### WRITTEN TASK A
Answer from the excerpt on the Oracle client software:
(i) In which folder of the Oracle install directory is the TNS file found?
(ii) Which two Windows environment variables does the Oracle client use to locate the client files?
(iii) Which version of the Oracle client is always best to go with?

### EXCERPT
* * * *
Installing the Oracle Client Software

To install the Oracle client software, you first need to locate the right download from the Oracle website at www.oracle.com. Click Downloads and then click the button to download 12c. Accept the licensing agreement and select your operating system. As you are well aware, there are several versions of Oracle (currently Oracle 11g, 11g Release 2, 12c), and each has a different version of the Oracle client. Some of them are backward compatible, but it is always best to go with the version that you are connecting to.

It is best to install the full client software in order to ensure that you have the right components needed for the OLE DB providers.

Configuring the Oracle Client Software

Once you download and install the right client for the version of Oracle you will be connecting to and the right platform of Windows you are running, the final step is configuring it to reference the Oracle servers. You will probably need help from your Oracle DBA or the support team of the Oracle application to configure this.

There are two options: an Oracle name server or manually configuring a TNS file. The TNS file is more common and is found in the Oracle install directory under the network\ADMIN folder. This is called the Oracle Home directory. The Oracle client uses the Windows environment variables %Path% and %ORACLE_HOME% to find the location to the client files. Either replace the default TNS file with one provided by an Oracle admin or create a new entry in it to connect to the Oracle server.
* * * *
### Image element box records

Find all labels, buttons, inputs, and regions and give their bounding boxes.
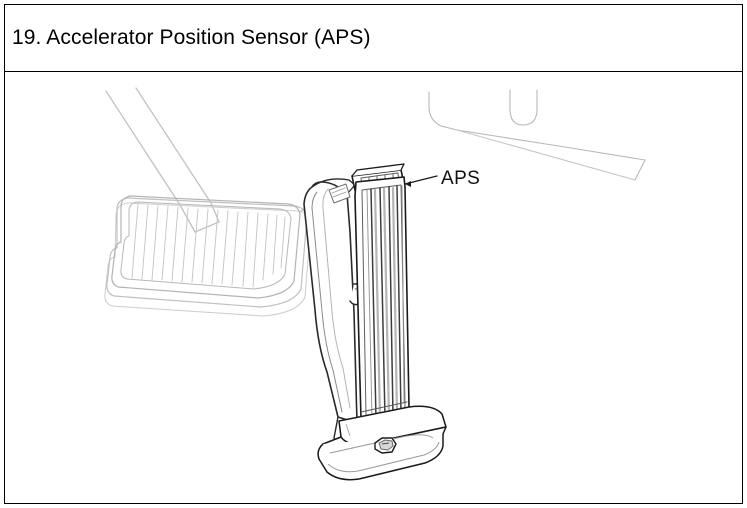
floor-line	[457, 130, 635, 180]
page-title: 19. Accelerator Position Sensor (APS)	[5, 26, 371, 49]
mounting-bolt	[375, 438, 396, 453]
callout-label-aps: APS	[441, 168, 480, 190]
callout-leader-line	[405, 176, 437, 187]
dash-panel-outline	[429, 90, 645, 180]
accelerator-pedal-pad	[355, 177, 409, 429]
screenshot-page: 19. Accelerator Position Sensor (APS)	[0, 0, 747, 508]
document-frame: 19. Accelerator Position Sensor (APS)	[4, 4, 743, 504]
accelerator-pedal-assembly-diagram	[5, 72, 742, 503]
section-header: 19. Accelerator Position Sensor (APS)	[5, 5, 742, 72]
figure-area: APS	[5, 72, 742, 503]
brake-pedal	[105, 192, 316, 316]
brake-pedal-arm	[106, 88, 219, 232]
* * * *
### WRITTEN TASK B
In the records, rewrite the lines from the line with "130, 635, 180]" up to and including the line with "177, 409, 429]", replacing "floor-line" with "floor-boundary" and leaving everything else unchanged. Give only those lines.

### EXERCISE SOLUTION A
(i) The network\ADMIN folder.
(ii) %Path% and %ORACLE_HOME%.
(iii) The version that you are connecting to.

### EXERCISE SOLUTION B
floor-boundary	[457, 130, 635, 180]
page-title: 19. Accelerator Position Sensor (APS)	[5, 26, 371, 49]
mounting-bolt	[375, 438, 396, 453]
callout-label-aps: APS	[441, 168, 480, 190]
callout-leader-line	[405, 176, 437, 187]
dash-panel-outline	[429, 90, 645, 180]
accelerator-pedal-pad	[355, 177, 409, 429]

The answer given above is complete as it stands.